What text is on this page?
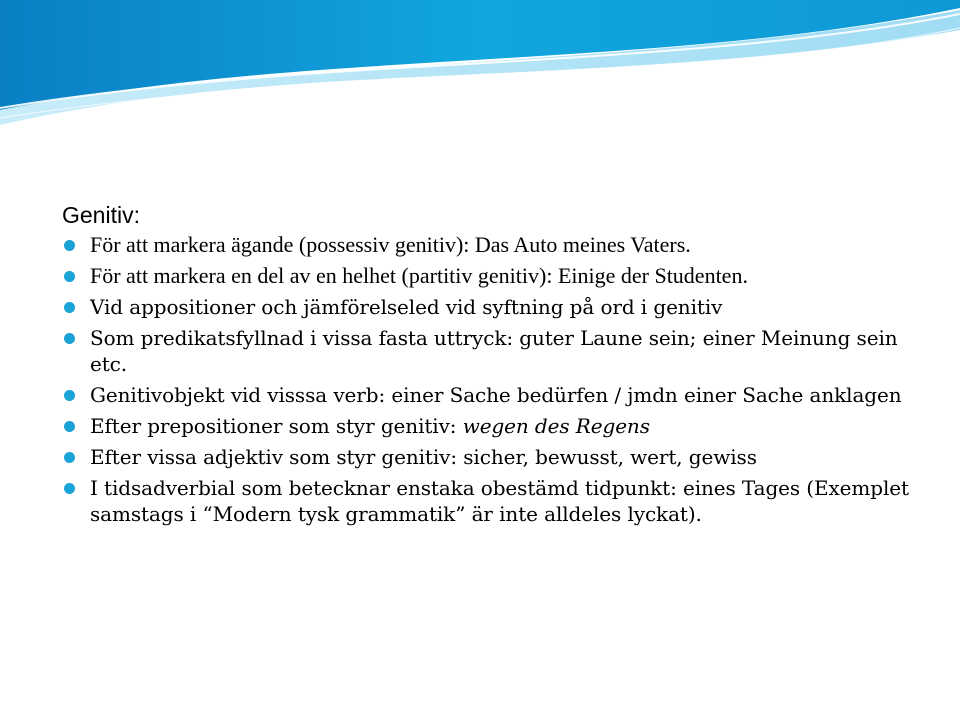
Genitiv:
För att markera ägande (possessiv genitiv): Das Auto meines Vaters.
För att markera en del av en helhet (partitiv genitiv): Einige der Studenten.
Vid appositioner och jämförelseled vid syftning på ord i genitiv
Som predikatsfyllnad i vissa fasta uttryck: guter Laune sein; einer Meinung sein etc.
Genitivobjekt vid visssa verb: einer Sache bedürfen / jmdn einer Sache anklagen
Efter prepositioner som styr genitiv: wegen des Regens
Efter vissa adjektiv som styr genitiv: sicher, bewusst, wert, gewiss
I tidsadverbial som betecknar enstaka obestämd tidpunkt: eines Tages (Exemplet samstags i “Modern tysk grammatik” är inte alldeles lyckat).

----

▶ GIVEN EXERCISE
Select all lines in the listing above where the word "styr" appears, and show them.

▶ ANSWER FOR THIS EXERCISE
Efter prepositioner som styr genitiv: wegen des Regens
Efter vissa adjektiv som styr genitiv: sicher, bewusst, wert, gewiss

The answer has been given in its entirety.